Chart and figure data
[start]
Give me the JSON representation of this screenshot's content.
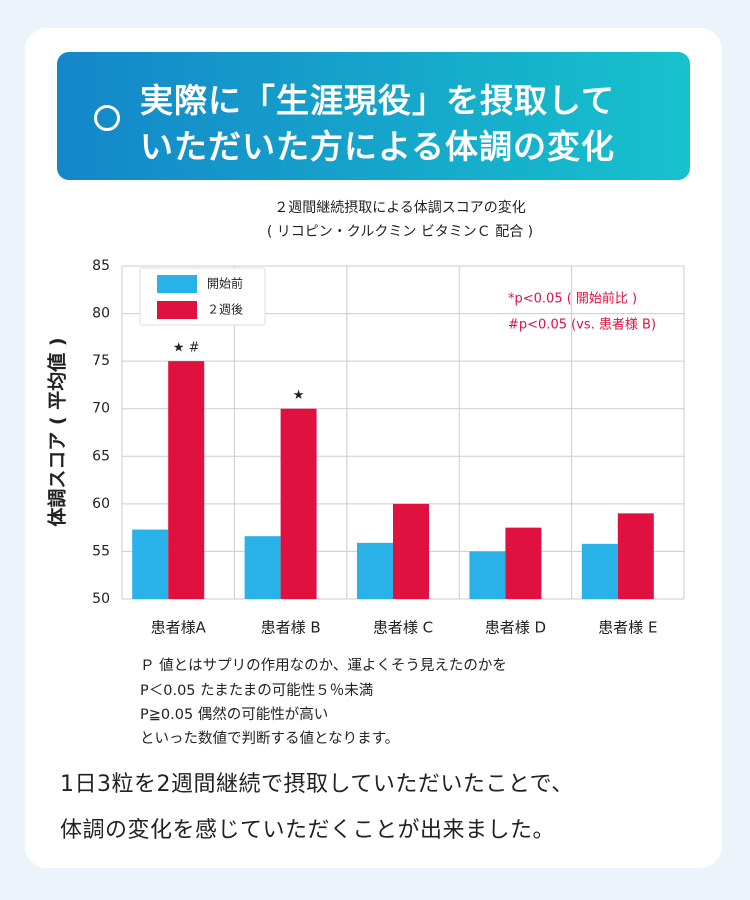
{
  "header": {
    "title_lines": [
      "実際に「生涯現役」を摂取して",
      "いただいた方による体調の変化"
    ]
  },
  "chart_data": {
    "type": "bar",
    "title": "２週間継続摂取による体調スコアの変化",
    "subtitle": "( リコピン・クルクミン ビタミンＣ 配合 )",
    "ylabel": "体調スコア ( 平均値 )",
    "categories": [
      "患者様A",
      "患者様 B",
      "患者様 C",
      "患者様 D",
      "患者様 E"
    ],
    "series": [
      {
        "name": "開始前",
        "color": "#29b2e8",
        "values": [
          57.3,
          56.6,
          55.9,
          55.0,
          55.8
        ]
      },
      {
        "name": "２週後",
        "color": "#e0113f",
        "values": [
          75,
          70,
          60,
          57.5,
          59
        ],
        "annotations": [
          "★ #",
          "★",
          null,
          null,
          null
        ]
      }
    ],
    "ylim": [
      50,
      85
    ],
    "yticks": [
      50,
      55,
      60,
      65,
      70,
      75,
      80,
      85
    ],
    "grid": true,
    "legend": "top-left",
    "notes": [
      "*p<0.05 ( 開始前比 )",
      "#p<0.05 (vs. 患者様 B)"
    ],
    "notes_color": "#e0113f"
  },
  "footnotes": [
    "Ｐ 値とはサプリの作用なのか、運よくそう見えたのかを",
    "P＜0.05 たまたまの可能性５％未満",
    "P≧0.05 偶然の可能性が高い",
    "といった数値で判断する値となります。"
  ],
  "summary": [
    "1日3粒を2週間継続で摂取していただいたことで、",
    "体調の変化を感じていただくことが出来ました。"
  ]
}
[end]
▸ **CHALLENGE**
Without the pictures, retype the whole of the material above exactly.

▸ **SOLUTION TO THIS PROBLEM**
Give me the JSON representation of this screenshot's content.
{
  "header": {
    "title_lines": [
      "実際に「生涯現役」を摂取して",
      "いただいた方による体調の変化"
    ]
  },
  "chart_data": {
    "type": "bar",
    "title": "２週間継続摂取による体調スコアの変化",
    "subtitle": "( リコピン・クルクミン ビタミンＣ 配合 )",
    "ylabel": "体調スコア ( 平均値 )",
    "categories": [
      "患者様A",
      "患者様 B",
      "患者様 C",
      "患者様 D",
      "患者様 E"
    ],
    "series": [
      {
        "name": "開始前",
        "color": "#29b2e8",
        "values": [
          57.3,
          56.6,
          55.9,
          55.0,
          55.8
        ]
      },
      {
        "name": "２週後",
        "color": "#e0113f",
        "values": [
          75,
          70,
          60,
          57.5,
          59
        ],
        "annotations": [
          "★ #",
          "★",
          null,
          null,
          null
        ]
      }
    ],
    "ylim": [
      50,
      85
    ],
    "yticks": [
      50,
      55,
      60,
      65,
      70,
      75,
      80,
      85
    ],
    "grid": true,
    "legend": "top-left",
    "notes": [
      "*p<0.05 ( 開始前比 )",
      "#p<0.05 (vs. 患者様 B)"
    ],
    "notes_color": "#e0113f"
  },
  "footnotes": [
    "Ｐ 値とはサプリの作用なのか、運よくそう見えたのかを",
    "P＜0.05 たまたまの可能性５％未満",
    "P≧0.05 偶然の可能性が高い",
    "といった数値で判断する値となります。"
  ],
  "summary": [
    "1日3粒を2週間継続で摂取していただいたことで、",
    "体調の変化を感じていただくことが出来ました。"
  ]
}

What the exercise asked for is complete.